### Task to carry out
Copy out every record below, word for word.

────────

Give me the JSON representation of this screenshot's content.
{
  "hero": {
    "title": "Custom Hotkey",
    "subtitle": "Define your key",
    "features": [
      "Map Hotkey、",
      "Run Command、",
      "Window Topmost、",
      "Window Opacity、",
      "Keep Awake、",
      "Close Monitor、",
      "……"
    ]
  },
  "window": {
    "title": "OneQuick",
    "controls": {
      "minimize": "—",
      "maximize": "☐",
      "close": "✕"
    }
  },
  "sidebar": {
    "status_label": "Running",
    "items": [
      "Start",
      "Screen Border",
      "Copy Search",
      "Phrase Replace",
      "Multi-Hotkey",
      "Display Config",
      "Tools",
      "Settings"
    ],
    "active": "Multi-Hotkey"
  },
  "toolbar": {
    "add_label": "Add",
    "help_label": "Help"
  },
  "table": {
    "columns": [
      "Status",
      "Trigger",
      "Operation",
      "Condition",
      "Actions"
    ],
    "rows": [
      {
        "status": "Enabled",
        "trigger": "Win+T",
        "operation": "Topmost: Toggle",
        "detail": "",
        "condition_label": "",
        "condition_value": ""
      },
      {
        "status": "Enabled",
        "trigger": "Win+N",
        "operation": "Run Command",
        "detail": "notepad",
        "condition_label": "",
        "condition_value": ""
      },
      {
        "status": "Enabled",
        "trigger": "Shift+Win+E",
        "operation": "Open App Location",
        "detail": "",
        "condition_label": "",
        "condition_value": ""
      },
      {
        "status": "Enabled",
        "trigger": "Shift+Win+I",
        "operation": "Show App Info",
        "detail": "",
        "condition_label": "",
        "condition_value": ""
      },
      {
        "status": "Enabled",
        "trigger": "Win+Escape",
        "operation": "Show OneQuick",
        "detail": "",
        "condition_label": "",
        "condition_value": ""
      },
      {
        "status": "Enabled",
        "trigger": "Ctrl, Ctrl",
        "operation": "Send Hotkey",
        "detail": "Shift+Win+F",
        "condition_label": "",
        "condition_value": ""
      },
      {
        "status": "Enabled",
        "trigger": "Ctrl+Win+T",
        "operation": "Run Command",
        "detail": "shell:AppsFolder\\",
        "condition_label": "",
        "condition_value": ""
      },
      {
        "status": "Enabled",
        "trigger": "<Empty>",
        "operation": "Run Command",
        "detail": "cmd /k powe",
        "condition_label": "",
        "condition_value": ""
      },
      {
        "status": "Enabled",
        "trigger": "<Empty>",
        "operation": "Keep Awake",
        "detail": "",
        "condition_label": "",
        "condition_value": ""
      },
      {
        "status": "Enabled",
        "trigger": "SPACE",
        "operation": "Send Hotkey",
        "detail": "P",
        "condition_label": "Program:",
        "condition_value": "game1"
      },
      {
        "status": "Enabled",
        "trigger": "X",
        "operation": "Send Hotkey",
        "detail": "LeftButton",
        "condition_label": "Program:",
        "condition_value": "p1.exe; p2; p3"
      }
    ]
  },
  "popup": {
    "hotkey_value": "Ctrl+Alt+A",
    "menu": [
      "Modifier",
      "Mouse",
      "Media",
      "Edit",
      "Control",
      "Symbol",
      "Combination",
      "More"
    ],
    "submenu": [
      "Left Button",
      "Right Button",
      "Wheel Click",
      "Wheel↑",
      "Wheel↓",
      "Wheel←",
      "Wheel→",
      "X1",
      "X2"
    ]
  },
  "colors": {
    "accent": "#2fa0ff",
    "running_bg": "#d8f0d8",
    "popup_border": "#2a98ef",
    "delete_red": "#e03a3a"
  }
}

────────

### Solution for this exercise
Give me the JSON representation of this screenshot's content.
{
  "hero": {
    "title": "Custom Hotkey",
    "subtitle": "Define your key",
    "features": [
      "Map Hotkey、",
      "Run Command、",
      "Window Topmost、",
      "Window Opacity、",
      "Keep Awake、",
      "Close Monitor、",
      "……"
    ]
  },
  "window": {
    "title": "OneQuick",
    "controls": {
      "minimize": "—",
      "maximize": "☐",
      "close": "✕"
    }
  },
  "sidebar": {
    "status_label": "Running",
    "items": [
      "Start",
      "Screen Border",
      "Copy Search",
      "Phrase Replace",
      "Multi-Hotkey",
      "Display Config",
      "Tools",
      "Settings"
    ],
    "active": "Multi-Hotkey"
  },
  "toolbar": {
    "add_label": "Add",
    "help_label": "Help"
  },
  "table": {
    "columns": [
      "Status",
      "Trigger",
      "Operation",
      "Condition",
      "Actions"
    ],
    "rows": [
      {
        "status": "Enabled",
        "trigger": "Win+T",
        "operation": "Topmost: Toggle",
        "detail": "",
        "condition_label": "",
        "condition_value": ""
      },
      {
        "status": "Enabled",
        "trigger": "Win+N",
        "operation": "Run Command",
        "detail": "notepad",
        "condition_label": "",
        "condition_value": ""
      },
      {
        "status": "Enabled",
        "trigger": "Shift+Win+E",
        "operation": "Open App Location",
        "detail": "",
        "condition_label": "",
        "condition_value": ""
      },
      {
        "status": "Enabled",
        "trigger": "Shift+Win+I",
        "operation": "Show App Info",
        "detail": "",
        "condition_label": "",
        "condition_value": ""
      },
      {
        "status": "Enabled",
        "trigger": "Win+Escape",
        "operation": "Show OneQuick",
        "detail": "",
        "condition_label": "",
        "condition_value": ""
      },
      {
        "status": "Enabled",
        "trigger": "Ctrl, Ctrl",
        "operation": "Send Hotkey",
        "detail": "Shift+Win+F",
        "condition_label": "",
        "condition_value": ""
      },
      {
        "status": "Enabled",
        "trigger": "Ctrl+Win+T",
        "operation": "Run Command",
        "detail": "shell:AppsFolder\\",
        "condition_label": "",
        "condition_value": ""
      },
      {
        "status": "Enabled",
        "trigger": "<Empty>",
        "operation": "Run Command",
        "detail": "cmd /k powe",
        "condition_label": "",
        "condition_value": ""
      },
      {
        "status": "Enabled",
        "trigger": "<Empty>",
        "operation": "Keep Awake",
        "detail": "",
        "condition_label": "",
        "condition_value": ""
      },
      {
        "status": "Enabled",
        "trigger": "SPACE",
        "operation": "Send Hotkey",
        "detail": "P",
        "condition_label": "Program:",
        "condition_value": "game1"
      },
      {
        "status": "Enabled",
        "trigger": "X",
        "operation": "Send Hotkey",
        "detail": "LeftButton",
        "condition_label": "Program:",
        "condition_value": "p1.exe; p2; p3"
      }
    ]
  },
  "popup": {
    "hotkey_value": "Ctrl+Alt+A",
    "menu": [
      "Modifier",
      "Mouse",
      "Media",
      "Edit",
      "Control",
      "Symbol",
      "Combination",
      "More"
    ],
    "submenu": [
      "Left Button",
      "Right Button",
      "Wheel Click",
      "Wheel↑",
      "Wheel↓",
      "Wheel←",
      "Wheel→",
      "X1",
      "X2"
    ]
  },
  "colors": {
    "accent": "#2fa0ff",
    "running_bg": "#d8f0d8",
    "popup_border": "#2a98ef",
    "delete_red": "#e03a3a"
  }
}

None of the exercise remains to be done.